◆ **REQUIREMENT**
Will you write out the data exactly, excluding every picture?

[Collected data]
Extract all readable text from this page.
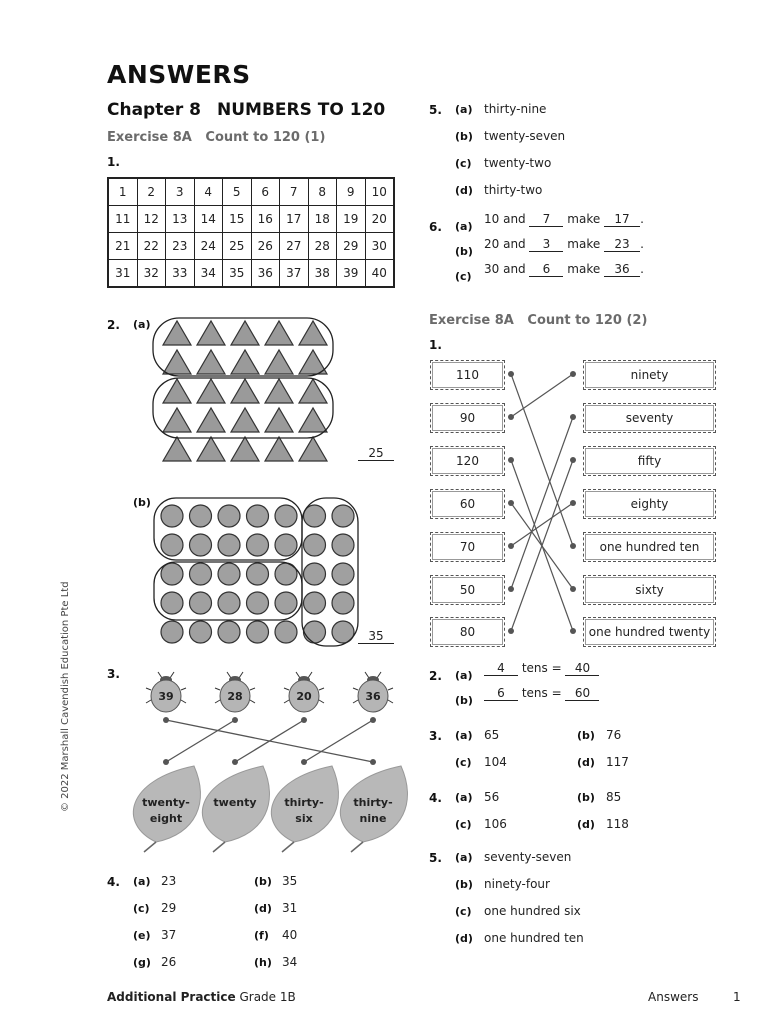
ANSWERS
Chapter 8 NUMBERS TO 120
Exercise 8A   Count to 120 (1)
1.
1	2	3	4	5	6	7	8	9	10
11	12	13	14	15	16	17	18	19	20
21	22	23	24	25	26	27	28	29	30
31	32	33	34	35	36	37	38	39	40
2. (a)
25
(b)
35
3.
39	28	20	36
twenty-
eight
twenty	thirty-
six
thirty-
nine
4. (a) 23	(b) 35
(c) 29	(d) 31
(e) 37	(f) 40
(g) 26	(h) 34
5. (a) thirty-nine
(b) twenty-seven
(c) twenty-two
(d) thirty-two
6. (a)
10 and 7 make 17 .
(b)
20 and 3 make 23 .
(c)
30 and 6 make 36 .
Exercise 8A   Count to 120 (2)
1.
110
90
120
60
70
50
80
ninety
seventy
fifty
eighty
one hundred ten
sixty
one hundred twenty
2. (a)
4 tens = 40
(b)
6 tens = 60
3. (a) 65	(b) 76
(c) 104	(d) 117
4. (a) 56	(b) 85
(c) 106	(d) 118
5. (a) seventy-seven
(b) ninety-four
(c) one hundred six
(d) one hundred ten
Additional Practice Grade 1B	Answers	1
© 2022 Marshall Cavendish Education Pte Ltd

◆ **TASK RESPONSE**
Extract all readable text from this page.
ANSWERS
Chapter 8 NUMBERS TO 120
Exercise 8A   Count to 120 (1)
1.
1	2	3	4	5	6	7	8	9	10
11	12	13	14	15	16	17	18	19	20
21	22	23	24	25	26	27	28	29	30
31	32	33	34	35	36	37	38	39	40
2. (a)
25
(b)
35
3.
39	28	20	36
twenty-
eight
twenty	thirty-
six
thirty-
nine
4. (a) 23	(b) 35
(c) 29	(d) 31
(e) 37	(f) 40
(g) 26	(h) 34
5. (a) thirty-nine
(b) twenty-seven
(c) twenty-two
(d) thirty-two
6. (a)
10 and 7 make 17 .
(b)
20 and 3 make 23 .
(c)
30 and 6 make 36 .
Exercise 8A   Count to 120 (2)
1.
110
90
120
60
70
50
80
ninety
seventy
fifty
eighty
one hundred ten
sixty
one hundred twenty
2. (a)
4 tens = 40
(b)
6 tens = 60
3. (a) 65	(b) 76
(c) 104	(d) 117
4. (a) 56	(b) 85
(c) 106	(d) 118
5. (a) seventy-seven
(b) ninety-four
(c) one hundred six
(d) one hundred ten
Additional Practice Grade 1B	Answers	1
© 2022 Marshall Cavendish Education Pte Ltd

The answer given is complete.